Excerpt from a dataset
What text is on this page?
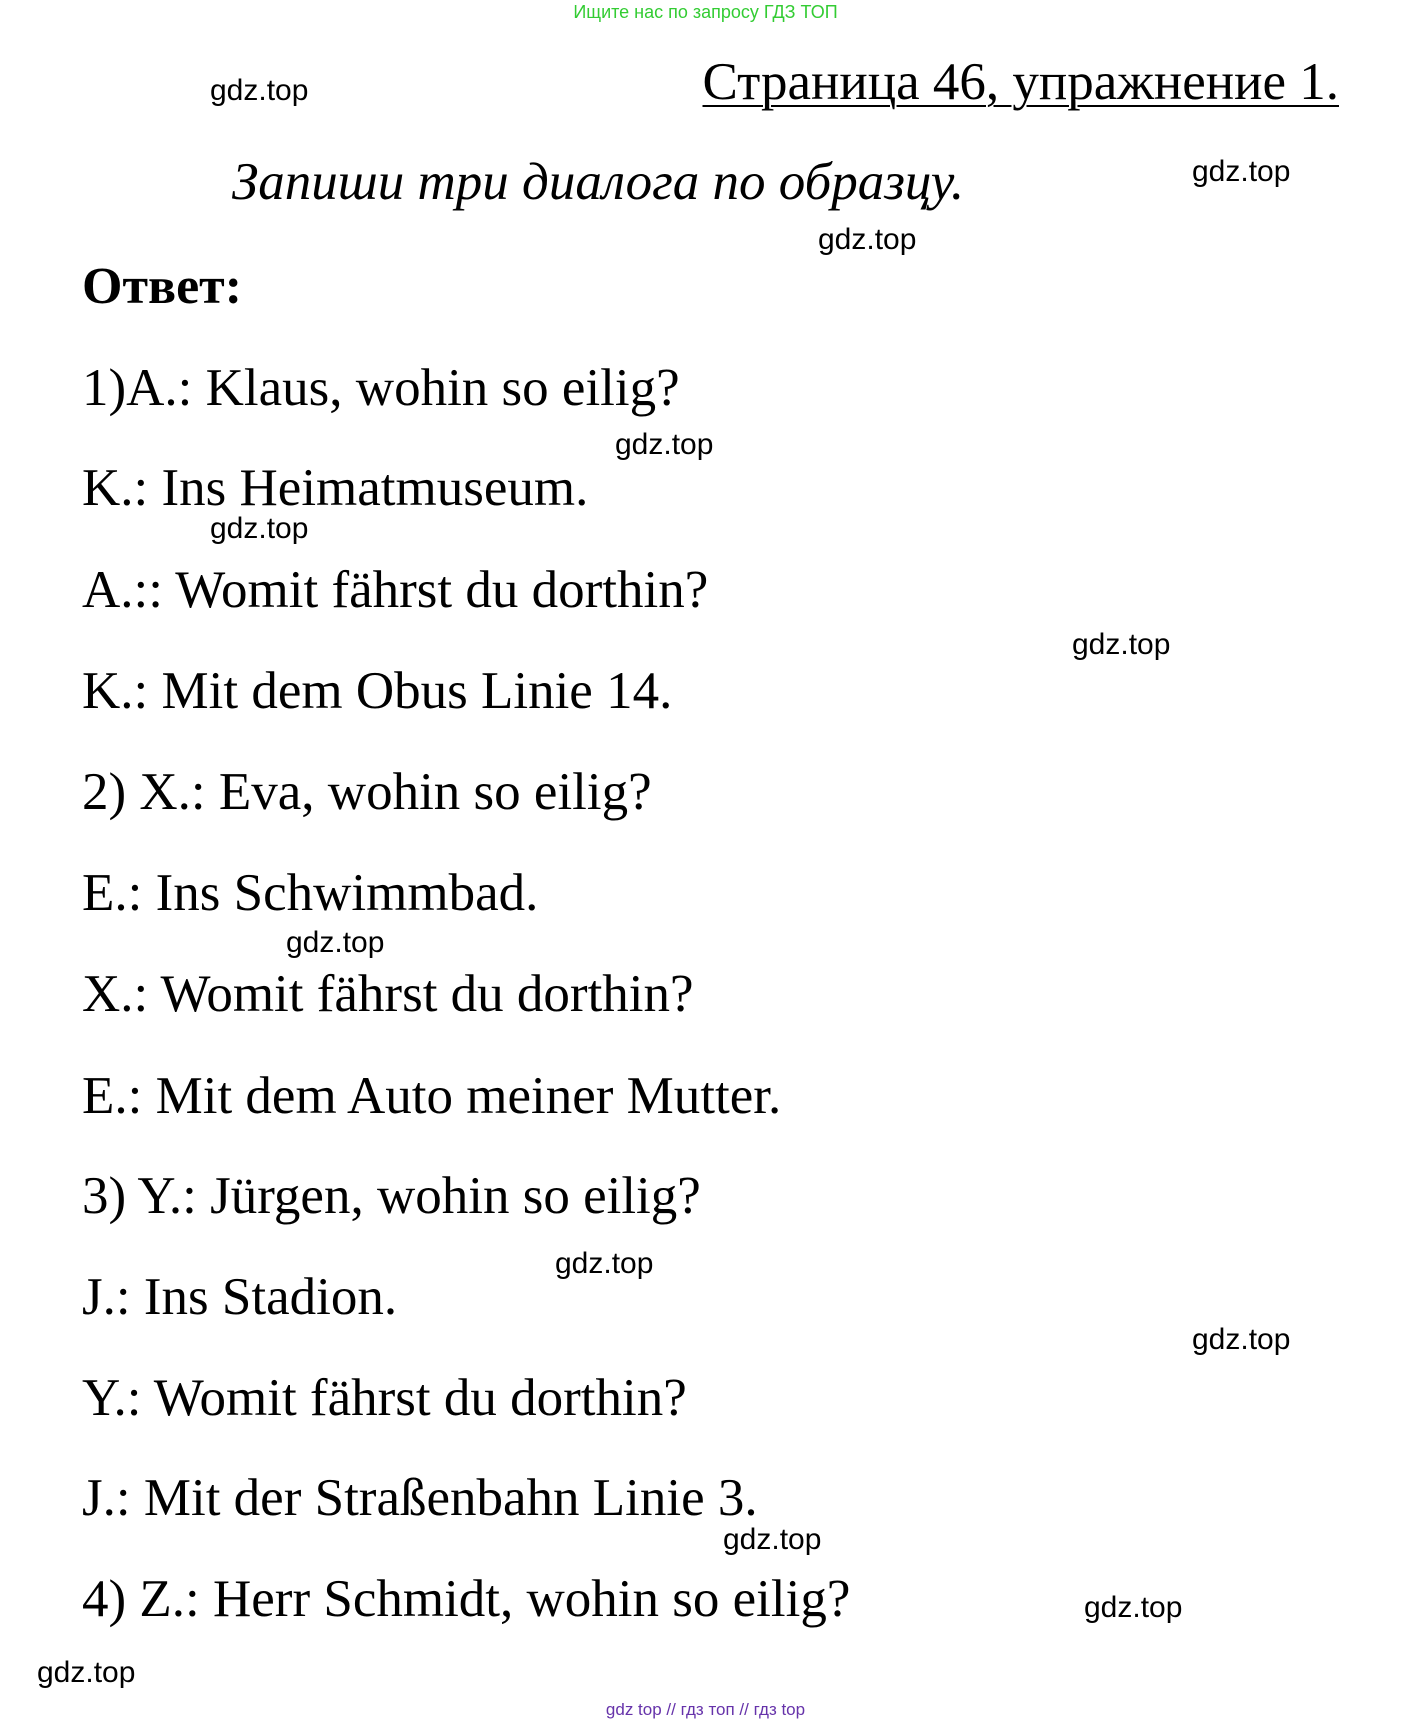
Ищите нас по запросу ГДЗ ТОП
Страница 46, упражнение 1.
Запиши три диалога по образцу.
Ответ:
1)A.: Klaus, wohin so eilig?
K.: Ins Heimatmuseum.
A.:: Womit fährst du dorthin?
K.: Mit dem Obus Linie 14.
2) X.: Eva, wohin so eilig?
E.: Ins Schwimmbad.
X.: Womit fährst du dorthin?
E.: Mit dem Auto meiner Mutter.
3) Y.: Jürgen, wohin so eilig?
J.: Ins Stadion.
Y.: Womit fährst du dorthin?
J.: Mit der Straßenbahn Linie 3.
4) Z.: Herr Schmidt, wohin so eilig?
gdz.top
gdz.top
gdz.top
gdz.top
gdz.top
gdz.top
gdz.top
gdz.top
gdz.top
gdz.top
gdz.top
gdz.top
gdz top // гдз топ // гдз top
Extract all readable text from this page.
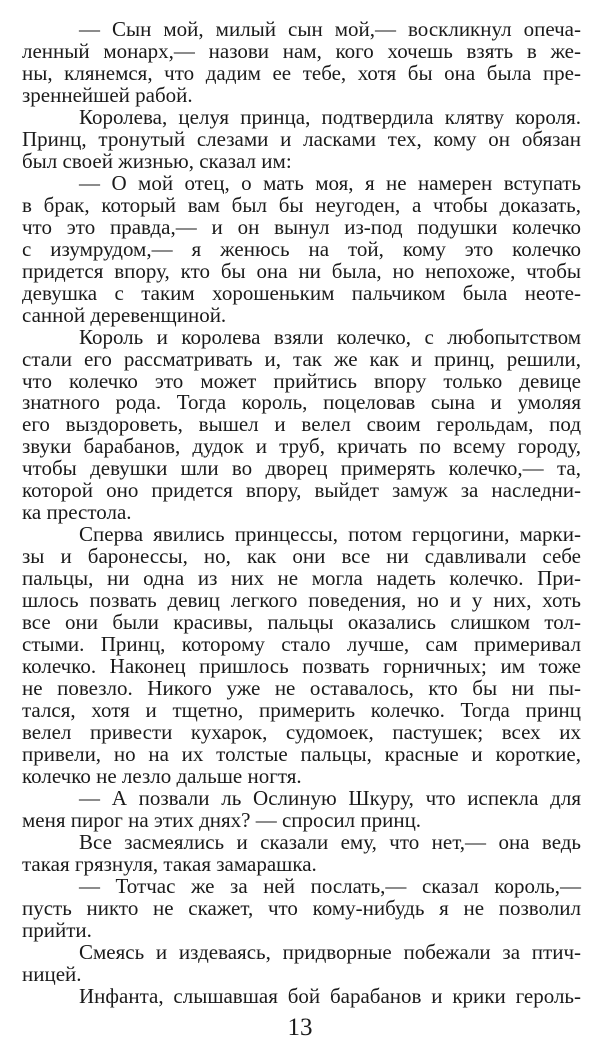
— Сын мой, милый сын мой,— воскликнул опеча-
ленный монарх,— назови нам, кого хочешь взять в же-
ны, клянемся, что дадим ее тебе, хотя бы она была пре-
зреннейшей рабой.
Королева, целуя принца, подтвердила клятву короля.
Принц, тронутый слезами и ласками тех, кому он обязан
был своей жизнью, сказал им:
— О мой отец, о мать моя, я не намерен вступать
в брак, который вам был бы неугоден, а чтобы доказать,
что это правда,— и он вынул из-под подушки колечко
с изумрудом,— я женюсь на той, кому это колечко
придется впору, кто бы она ни была, но непохоже, чтобы
девушка с таким хорошеньким пальчиком была неоте-
санной деревенщиной.
Король и королева взяли колечко, с любопытством
стали его рассматривать и, так же как и принц, решили,
что колечко это может прийтись впору только девице
знатного рода. Тогда король, поцеловав сына и умоляя
его выздороветь, вышел и велел своим герольдам, под
звуки барабанов, дудок и труб, кричать по всему городу,
чтобы девушки шли во дворец примерять колечко,— та,
которой оно придется впору, выйдет замуж за наследни-
ка престола.
Сперва явились принцессы, потом герцогини, марки-
зы и баронессы, но, как они все ни сдавливали себе
пальцы, ни одна из них не могла надеть колечко. При-
шлось позвать девиц легкого поведения, но и у них, хоть
все они были красивы, пальцы оказались слишком тол-
стыми. Принц, которому стало лучше, сам примеривал
колечко. Наконец пришлось позвать горничных; им тоже
не повезло. Никого уже не оставалось, кто бы ни пы-
тался, хотя и тщетно, примерить колечко. Тогда принц
велел привести кухарок, судомоек, пастушек; всех их
привели, но на их толстые пальцы, красные и короткие,
колечко не лезло дальше ногтя.
— А позвали ль Ослиную Шкуру, что испекла для
меня пирог на этих днях? — спросил принц.
Все засмеялись и сказали ему, что нет,— она ведь
такая грязнуля, такая замарашка.
— Тотчас же за ней послать,— сказал король,—
пусть никто не скажет, что кому-нибудь я не позволил
прийти.
Смеясь и издеваясь, придворные побежали за птич-
ницей.
Инфанта, слышавшая бой барабанов и крики героль-
13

Request:
From the material above, copy everything exactly but the pictures.

Output of the task:
What text is on this page?
Ищите нас по запросу ГДЗ ТОП
Страница 46, упражнение 1.
Запиши три диалога по образцу.
Ответ:
1)A.: Klaus, wohin so eilig?
K.: Ins Heimatmuseum.
A.:: Womit fährst du dorthin?
K.: Mit dem Obus Linie 14.
2) X.: Eva, wohin so eilig?
E.: Ins Schwimmbad.
X.: Womit fährst du dorthin?
E.: Mit dem Auto meiner Mutter.
3) Y.: Jürgen, wohin so eilig?
J.: Ins Stadion.
Y.: Womit fährst du dorthin?
J.: Mit der Straßenbahn Linie 3.
4) Z.: Herr Schmidt, wohin so eilig?
gdz.top
gdz.top
gdz.top
gdz.top
gdz.top
gdz.top
gdz.top
gdz.top
gdz.top
gdz.top
gdz.top
gdz.top
gdz top // гдз топ // гдз top
Extract all readable text from this page.
— Сын мой, милый сын мой,— воскликнул опеча-
ленный монарх,— назови нам, кого хочешь взять в же-
ны, клянемся, что дадим ее тебе, хотя бы она была пре-
зреннейшей рабой.
Королева, целуя принца, подтвердила клятву короля.
Принц, тронутый слезами и ласками тех, кому он обязан
был своей жизнью, сказал им:
— О мой отец, о мать моя, я не намерен вступать
в брак, который вам был бы неугоден, а чтобы доказать,
что это правда,— и он вынул из-под подушки колечко
с изумрудом,— я женюсь на той, кому это колечко
придется впору, кто бы она ни была, но непохоже, чтобы
девушка с таким хорошеньким пальчиком была неоте-
санной деревенщиной.
Король и королева взяли колечко, с любопытством
стали его рассматривать и, так же как и принц, решили,
что колечко это может прийтись впору только девице
знатного рода. Тогда король, поцеловав сына и умоляя
его выздороветь, вышел и велел своим герольдам, под
звуки барабанов, дудок и труб, кричать по всему городу,
чтобы девушки шли во дворец примерять колечко,— та,
которой оно придется впору, выйдет замуж за наследни-
ка престола.
Сперва явились принцессы, потом герцогини, марки-
зы и баронессы, но, как они все ни сдавливали себе
пальцы, ни одна из них не могла надеть колечко. При-
шлось позвать девиц легкого поведения, но и у них, хоть
все они были красивы, пальцы оказались слишком тол-
стыми. Принц, которому стало лучше, сам примеривал
колечко. Наконец пришлось позвать горничных; им тоже
не повезло. Никого уже не оставалось, кто бы ни пы-
тался, хотя и тщетно, примерить колечко. Тогда принц
велел привести кухарок, судомоек, пастушек; всех их
привели, но на их толстые пальцы, красные и короткие,
колечко не лезло дальше ногтя.
— А позвали ль Ослиную Шкуру, что испекла для
меня пирог на этих днях? — спросил принц.
Все засмеялись и сказали ему, что нет,— она ведь
такая грязнуля, такая замарашка.
— Тотчас же за ней послать,— сказал король,—
пусть никто не скажет, что кому-нибудь я не позволил
прийти.
Смеясь и издеваясь, придворные побежали за птич-
ницей.
Инфанта, слышавшая бой барабанов и крики героль-
13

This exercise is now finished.